> What the task asks: Identify every line in the records below that contains the word "katholischen", and reproduce each one.

> Records shown:
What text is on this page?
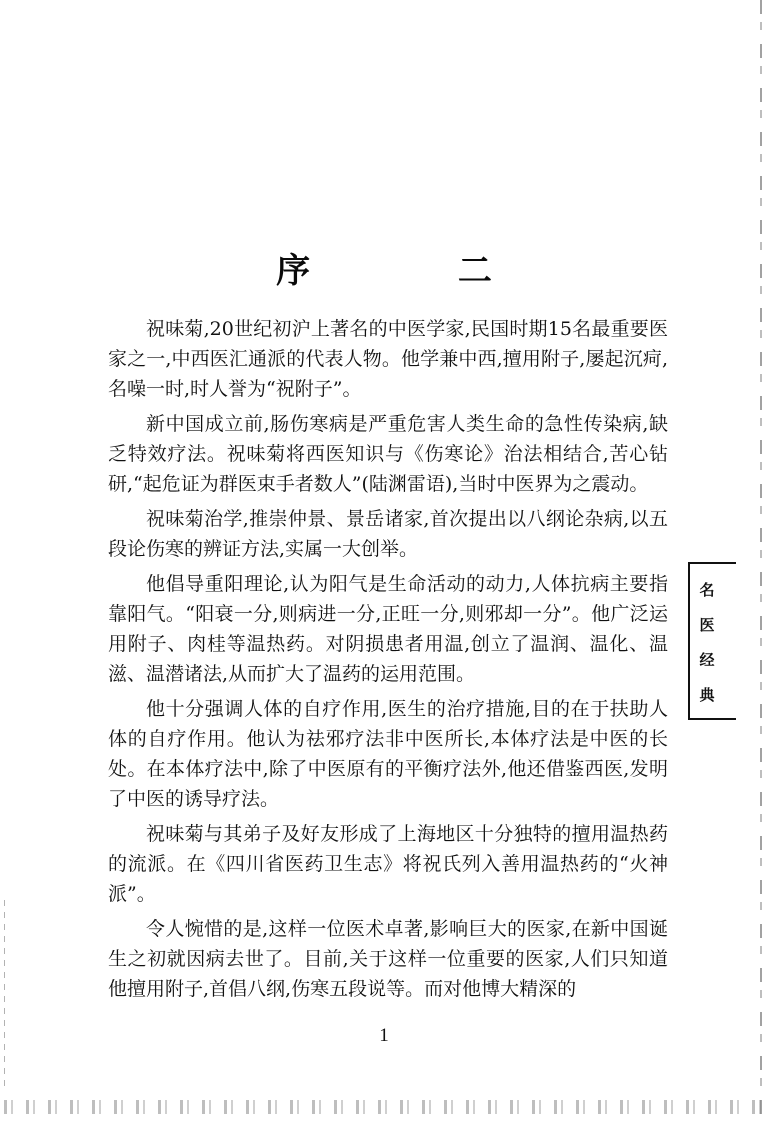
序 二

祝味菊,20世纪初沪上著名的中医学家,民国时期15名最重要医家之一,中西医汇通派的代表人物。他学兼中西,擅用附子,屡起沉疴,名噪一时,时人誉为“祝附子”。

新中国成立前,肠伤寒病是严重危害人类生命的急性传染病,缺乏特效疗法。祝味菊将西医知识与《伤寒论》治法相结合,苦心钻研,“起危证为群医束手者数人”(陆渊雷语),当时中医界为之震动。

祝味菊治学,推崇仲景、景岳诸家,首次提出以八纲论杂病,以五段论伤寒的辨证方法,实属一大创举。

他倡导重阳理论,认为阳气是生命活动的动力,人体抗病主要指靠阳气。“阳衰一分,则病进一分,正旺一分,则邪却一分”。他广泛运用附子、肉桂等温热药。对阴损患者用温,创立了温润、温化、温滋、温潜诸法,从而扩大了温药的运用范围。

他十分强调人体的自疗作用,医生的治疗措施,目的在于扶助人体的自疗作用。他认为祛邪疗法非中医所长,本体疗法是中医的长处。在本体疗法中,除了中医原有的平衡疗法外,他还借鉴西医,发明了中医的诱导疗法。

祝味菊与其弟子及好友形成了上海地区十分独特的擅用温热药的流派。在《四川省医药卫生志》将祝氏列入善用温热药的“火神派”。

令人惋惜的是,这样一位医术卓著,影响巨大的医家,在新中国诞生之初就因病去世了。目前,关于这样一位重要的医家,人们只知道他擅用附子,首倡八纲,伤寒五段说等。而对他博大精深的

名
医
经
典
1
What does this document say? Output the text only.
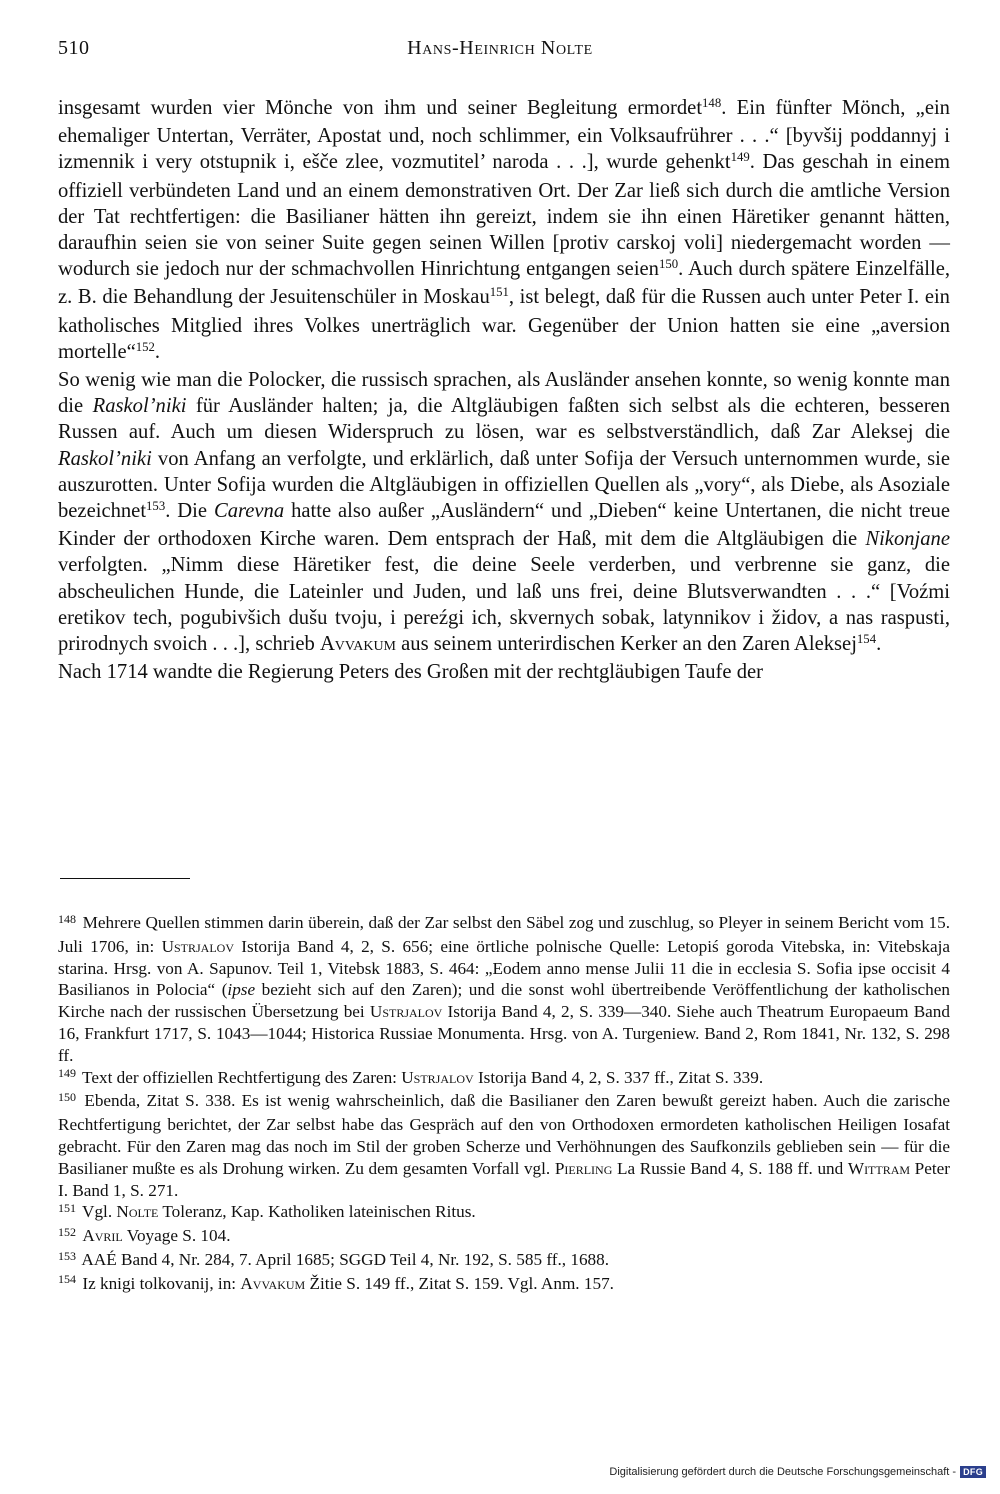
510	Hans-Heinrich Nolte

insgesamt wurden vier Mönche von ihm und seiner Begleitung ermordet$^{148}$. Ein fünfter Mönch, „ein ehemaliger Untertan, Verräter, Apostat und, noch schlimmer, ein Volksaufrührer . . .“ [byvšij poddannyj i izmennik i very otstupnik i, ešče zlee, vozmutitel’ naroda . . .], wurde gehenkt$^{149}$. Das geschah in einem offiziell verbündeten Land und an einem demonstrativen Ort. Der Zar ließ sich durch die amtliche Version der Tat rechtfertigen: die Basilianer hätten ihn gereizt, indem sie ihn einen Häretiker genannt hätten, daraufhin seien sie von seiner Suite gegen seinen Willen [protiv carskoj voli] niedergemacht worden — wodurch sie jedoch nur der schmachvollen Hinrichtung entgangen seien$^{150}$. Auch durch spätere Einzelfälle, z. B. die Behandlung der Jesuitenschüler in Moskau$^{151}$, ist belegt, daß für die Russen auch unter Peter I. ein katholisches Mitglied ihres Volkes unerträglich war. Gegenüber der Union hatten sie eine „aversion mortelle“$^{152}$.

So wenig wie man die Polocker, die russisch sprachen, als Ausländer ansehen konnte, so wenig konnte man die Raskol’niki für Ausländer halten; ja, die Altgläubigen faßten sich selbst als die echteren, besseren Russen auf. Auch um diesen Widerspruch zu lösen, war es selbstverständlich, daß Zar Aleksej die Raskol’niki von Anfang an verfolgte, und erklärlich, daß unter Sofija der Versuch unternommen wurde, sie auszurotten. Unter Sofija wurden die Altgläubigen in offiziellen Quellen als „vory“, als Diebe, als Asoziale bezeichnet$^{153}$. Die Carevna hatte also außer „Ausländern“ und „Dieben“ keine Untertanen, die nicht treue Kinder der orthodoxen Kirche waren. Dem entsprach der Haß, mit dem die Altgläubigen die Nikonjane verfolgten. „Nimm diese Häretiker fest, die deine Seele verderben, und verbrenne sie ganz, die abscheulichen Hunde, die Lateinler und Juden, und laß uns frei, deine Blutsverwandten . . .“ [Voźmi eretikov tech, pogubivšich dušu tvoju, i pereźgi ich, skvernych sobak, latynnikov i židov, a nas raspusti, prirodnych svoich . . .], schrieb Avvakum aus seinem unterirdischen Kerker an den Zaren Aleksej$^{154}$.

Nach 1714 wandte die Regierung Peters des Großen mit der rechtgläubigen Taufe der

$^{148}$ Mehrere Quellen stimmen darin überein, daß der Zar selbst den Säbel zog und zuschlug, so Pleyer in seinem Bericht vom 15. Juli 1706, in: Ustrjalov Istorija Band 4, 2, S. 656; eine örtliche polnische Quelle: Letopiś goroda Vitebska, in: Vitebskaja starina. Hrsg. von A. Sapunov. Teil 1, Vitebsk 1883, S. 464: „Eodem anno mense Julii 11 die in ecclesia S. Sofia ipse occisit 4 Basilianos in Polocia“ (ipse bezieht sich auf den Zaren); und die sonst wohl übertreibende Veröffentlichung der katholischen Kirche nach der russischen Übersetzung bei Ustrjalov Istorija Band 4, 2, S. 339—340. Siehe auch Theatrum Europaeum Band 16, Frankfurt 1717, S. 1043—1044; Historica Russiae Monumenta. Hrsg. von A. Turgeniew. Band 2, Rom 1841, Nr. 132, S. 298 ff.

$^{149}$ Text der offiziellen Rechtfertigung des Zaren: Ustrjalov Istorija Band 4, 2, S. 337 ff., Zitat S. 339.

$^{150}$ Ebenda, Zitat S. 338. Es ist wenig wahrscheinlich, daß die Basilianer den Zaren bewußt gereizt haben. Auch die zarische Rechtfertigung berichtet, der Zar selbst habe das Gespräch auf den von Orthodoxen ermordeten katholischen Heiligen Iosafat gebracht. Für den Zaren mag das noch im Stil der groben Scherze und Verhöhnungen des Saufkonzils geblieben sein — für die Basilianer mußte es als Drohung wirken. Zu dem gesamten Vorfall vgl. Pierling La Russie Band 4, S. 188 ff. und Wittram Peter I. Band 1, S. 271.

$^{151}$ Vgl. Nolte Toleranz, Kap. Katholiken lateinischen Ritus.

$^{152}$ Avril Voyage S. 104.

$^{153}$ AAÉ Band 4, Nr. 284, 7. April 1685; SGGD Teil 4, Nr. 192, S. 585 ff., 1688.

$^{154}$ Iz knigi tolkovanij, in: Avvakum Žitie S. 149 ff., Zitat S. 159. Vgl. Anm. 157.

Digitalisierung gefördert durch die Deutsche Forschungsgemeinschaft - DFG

> The completed task:
$^{148}$ Mehrere Quellen stimmen darin überein, daß der Zar selbst den Säbel zog und zuschlug, so Pleyer in seinem Bericht vom 15. Juli 1706, in: Ustrjalov Istorija Band 4, 2, S. 656; eine örtliche polnische Quelle: Letopiś goroda Vitebska, in: Vitebskaja starina. Hrsg. von A. Sapunov. Teil 1, Vitebsk 1883, S. 464: „Eodem anno mense Julii 11 die in ecclesia S. Sofia ipse occisit 4 Basilianos in Polocia“ (ipse bezieht sich auf den Zaren); und die sonst wohl übertreibende Veröffentlichung der katholischen Kirche nach der russischen Übersetzung bei Ustrjalov Istorija Band 4, 2, S. 339—340. Siehe auch Theatrum Europaeum Band 16, Frankfurt 1717, S. 1043—1044; Historica Russiae Monumenta. Hrsg. von A. Turgeniew. Band 2, Rom 1841, Nr. 132, S. 298 ff.
$^{150}$ Ebenda, Zitat S. 338. Es ist wenig wahrscheinlich, daß die Basilianer den Zaren bewußt gereizt haben. Auch die zarische Rechtfertigung berichtet, der Zar selbst habe das Gespräch auf den von Orthodoxen ermordeten katholischen Heiligen Iosafat gebracht. Für den Zaren mag das noch im Stil der groben Scherze und Verhöhnungen des Saufkonzils geblieben sein — für die Basilianer mußte es als Drohung wirken. Zu dem gesamten Vorfall vgl. Pierling La Russie Band 4, S. 188 ff. und Wittram Peter I. Band 1, S. 271.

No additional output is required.